**Task brief**
Look through the records and report how many lines include the word "заражений", with no other words.

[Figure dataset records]
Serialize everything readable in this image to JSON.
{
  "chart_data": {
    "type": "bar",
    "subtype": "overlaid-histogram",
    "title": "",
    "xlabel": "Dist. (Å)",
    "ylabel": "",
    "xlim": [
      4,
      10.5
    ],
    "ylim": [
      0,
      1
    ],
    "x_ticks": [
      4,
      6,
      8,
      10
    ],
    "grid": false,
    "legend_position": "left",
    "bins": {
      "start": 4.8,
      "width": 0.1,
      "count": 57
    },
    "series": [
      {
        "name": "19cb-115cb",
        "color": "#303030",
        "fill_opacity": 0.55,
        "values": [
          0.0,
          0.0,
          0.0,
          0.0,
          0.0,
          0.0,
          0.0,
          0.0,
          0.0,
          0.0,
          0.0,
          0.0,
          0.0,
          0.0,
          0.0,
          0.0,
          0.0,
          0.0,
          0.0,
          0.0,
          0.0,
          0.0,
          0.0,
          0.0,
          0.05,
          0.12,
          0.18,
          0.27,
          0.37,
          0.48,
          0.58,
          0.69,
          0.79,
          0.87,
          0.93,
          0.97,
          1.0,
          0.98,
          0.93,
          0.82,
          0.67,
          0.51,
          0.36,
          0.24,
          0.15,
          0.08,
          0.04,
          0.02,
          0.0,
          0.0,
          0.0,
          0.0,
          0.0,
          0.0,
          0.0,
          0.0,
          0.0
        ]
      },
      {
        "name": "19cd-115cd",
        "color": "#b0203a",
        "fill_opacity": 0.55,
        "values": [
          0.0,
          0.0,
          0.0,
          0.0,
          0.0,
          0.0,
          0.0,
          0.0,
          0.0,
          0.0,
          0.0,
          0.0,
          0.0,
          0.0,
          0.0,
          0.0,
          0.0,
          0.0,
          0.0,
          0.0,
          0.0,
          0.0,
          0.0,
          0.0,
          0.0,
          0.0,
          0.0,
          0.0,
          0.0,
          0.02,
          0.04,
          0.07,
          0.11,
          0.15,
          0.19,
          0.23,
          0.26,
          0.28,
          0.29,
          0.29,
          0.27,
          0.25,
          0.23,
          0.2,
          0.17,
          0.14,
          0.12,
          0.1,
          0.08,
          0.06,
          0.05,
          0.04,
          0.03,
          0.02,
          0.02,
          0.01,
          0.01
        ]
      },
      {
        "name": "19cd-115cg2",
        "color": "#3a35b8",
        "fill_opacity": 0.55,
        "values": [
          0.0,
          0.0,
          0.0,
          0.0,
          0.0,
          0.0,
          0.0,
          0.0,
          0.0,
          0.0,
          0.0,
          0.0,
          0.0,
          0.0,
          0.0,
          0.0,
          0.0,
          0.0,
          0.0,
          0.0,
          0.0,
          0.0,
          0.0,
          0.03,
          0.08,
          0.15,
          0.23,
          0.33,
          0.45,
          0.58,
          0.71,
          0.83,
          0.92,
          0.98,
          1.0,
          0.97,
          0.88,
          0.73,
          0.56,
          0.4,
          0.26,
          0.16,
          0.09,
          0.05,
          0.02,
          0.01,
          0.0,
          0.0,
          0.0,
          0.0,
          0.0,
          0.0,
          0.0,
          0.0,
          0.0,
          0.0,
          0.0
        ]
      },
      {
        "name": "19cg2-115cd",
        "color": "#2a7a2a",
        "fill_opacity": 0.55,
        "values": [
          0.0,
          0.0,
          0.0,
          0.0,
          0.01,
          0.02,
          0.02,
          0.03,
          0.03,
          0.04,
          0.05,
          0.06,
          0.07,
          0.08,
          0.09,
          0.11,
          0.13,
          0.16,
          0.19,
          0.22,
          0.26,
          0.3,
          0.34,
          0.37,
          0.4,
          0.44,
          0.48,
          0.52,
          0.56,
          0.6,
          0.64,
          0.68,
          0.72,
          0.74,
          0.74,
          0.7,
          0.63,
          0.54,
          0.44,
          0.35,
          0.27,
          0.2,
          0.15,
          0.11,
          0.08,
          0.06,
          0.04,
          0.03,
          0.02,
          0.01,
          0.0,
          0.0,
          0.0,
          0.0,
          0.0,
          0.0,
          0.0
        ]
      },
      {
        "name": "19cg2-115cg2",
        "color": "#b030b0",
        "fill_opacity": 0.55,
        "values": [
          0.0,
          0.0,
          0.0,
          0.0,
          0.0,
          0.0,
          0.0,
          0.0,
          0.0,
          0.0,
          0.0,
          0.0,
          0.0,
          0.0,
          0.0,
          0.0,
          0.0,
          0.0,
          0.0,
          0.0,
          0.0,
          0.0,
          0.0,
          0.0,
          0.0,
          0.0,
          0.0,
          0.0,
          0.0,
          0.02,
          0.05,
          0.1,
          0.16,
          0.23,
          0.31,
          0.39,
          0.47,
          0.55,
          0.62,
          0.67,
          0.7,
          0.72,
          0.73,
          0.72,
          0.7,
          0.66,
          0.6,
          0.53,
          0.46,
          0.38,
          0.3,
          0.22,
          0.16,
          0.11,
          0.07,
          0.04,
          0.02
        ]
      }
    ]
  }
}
* * *
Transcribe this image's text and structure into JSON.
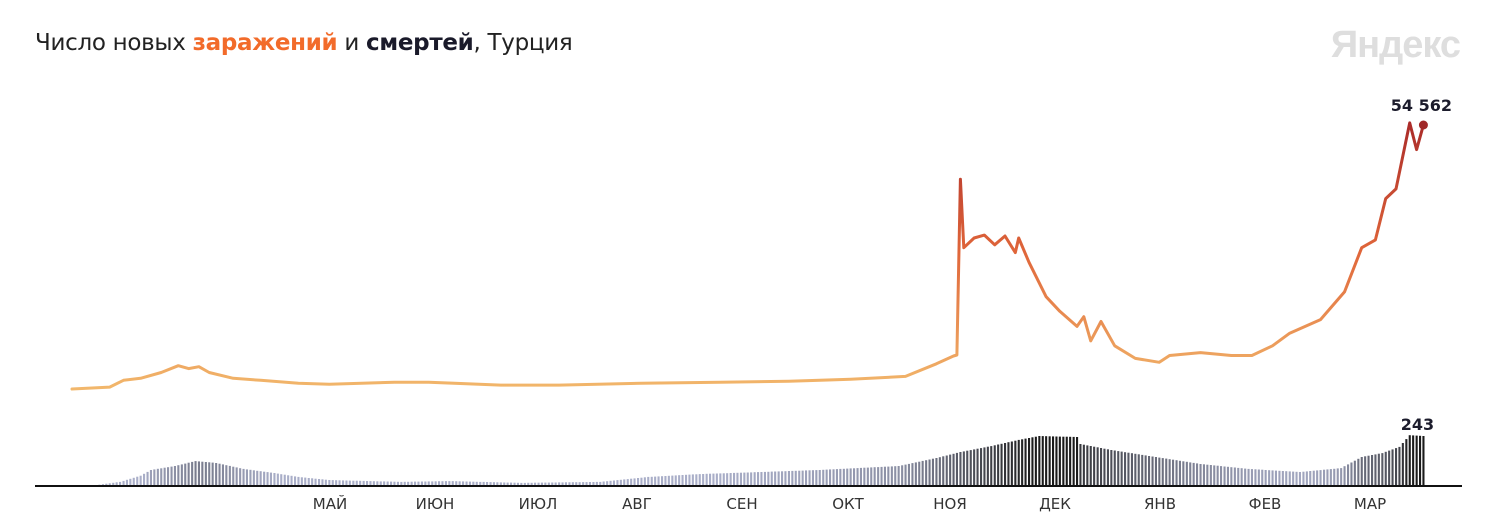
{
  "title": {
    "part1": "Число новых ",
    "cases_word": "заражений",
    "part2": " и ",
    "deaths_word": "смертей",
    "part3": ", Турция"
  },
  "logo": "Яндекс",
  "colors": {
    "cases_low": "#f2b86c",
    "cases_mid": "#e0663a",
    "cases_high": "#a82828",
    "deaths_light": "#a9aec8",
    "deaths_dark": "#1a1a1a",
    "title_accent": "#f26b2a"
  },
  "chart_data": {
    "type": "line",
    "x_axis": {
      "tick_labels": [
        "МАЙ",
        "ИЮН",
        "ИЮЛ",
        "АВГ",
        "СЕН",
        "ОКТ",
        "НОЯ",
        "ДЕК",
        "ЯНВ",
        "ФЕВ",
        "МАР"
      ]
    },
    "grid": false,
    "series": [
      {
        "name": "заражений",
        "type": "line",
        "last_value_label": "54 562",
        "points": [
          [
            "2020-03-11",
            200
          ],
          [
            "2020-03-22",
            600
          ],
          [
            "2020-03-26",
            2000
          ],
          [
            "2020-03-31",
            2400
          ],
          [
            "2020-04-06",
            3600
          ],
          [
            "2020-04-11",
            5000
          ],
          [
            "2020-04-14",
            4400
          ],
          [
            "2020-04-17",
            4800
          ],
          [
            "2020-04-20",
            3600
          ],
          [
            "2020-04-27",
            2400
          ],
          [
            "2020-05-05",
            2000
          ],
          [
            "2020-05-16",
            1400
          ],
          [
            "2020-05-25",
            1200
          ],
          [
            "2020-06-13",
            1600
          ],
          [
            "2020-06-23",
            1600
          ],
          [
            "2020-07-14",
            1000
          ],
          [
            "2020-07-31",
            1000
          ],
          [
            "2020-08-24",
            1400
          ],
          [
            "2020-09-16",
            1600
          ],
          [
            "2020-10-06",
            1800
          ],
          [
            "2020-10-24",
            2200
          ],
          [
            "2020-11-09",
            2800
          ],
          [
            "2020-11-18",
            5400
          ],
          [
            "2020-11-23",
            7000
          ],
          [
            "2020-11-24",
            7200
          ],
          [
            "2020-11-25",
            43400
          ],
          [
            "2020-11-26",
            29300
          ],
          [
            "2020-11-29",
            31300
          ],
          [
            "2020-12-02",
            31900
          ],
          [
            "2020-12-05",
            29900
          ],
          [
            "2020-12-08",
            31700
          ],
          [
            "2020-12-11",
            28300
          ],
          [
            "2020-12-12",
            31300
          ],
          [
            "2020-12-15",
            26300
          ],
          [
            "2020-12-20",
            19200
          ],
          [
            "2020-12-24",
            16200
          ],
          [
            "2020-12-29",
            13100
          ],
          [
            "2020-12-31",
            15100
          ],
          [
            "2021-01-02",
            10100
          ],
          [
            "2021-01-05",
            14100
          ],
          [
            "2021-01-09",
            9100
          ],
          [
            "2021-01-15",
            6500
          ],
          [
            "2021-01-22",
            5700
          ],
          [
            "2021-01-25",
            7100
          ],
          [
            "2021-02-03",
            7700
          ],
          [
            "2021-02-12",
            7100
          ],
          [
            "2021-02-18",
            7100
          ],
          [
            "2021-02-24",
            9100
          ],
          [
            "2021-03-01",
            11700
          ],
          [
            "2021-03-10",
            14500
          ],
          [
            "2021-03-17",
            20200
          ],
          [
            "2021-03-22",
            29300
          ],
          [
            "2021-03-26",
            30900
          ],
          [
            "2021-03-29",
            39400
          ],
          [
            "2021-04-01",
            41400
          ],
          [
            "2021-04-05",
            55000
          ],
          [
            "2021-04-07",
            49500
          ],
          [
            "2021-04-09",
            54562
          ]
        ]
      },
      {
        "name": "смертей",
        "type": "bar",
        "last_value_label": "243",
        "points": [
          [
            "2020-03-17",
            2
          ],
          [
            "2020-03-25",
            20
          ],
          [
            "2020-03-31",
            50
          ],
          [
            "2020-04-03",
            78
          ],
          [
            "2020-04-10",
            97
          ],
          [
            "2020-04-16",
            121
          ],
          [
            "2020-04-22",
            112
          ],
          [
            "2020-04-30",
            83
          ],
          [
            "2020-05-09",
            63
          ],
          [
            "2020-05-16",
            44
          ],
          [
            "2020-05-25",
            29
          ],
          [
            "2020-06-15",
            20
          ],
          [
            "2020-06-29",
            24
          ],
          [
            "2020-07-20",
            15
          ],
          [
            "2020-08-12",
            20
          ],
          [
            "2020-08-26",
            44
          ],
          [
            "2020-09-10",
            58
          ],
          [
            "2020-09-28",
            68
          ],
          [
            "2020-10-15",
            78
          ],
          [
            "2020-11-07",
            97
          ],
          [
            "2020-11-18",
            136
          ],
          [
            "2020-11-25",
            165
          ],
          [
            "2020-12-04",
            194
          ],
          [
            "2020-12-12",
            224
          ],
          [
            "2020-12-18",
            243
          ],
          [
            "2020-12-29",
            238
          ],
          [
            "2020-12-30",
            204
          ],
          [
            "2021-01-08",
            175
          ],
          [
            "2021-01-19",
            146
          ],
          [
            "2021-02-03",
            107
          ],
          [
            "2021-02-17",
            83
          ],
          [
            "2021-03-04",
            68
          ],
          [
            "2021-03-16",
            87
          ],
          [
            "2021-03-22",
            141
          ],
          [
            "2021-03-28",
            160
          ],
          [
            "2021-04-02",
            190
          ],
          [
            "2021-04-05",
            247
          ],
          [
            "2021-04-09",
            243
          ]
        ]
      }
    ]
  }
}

**Worked solution**
2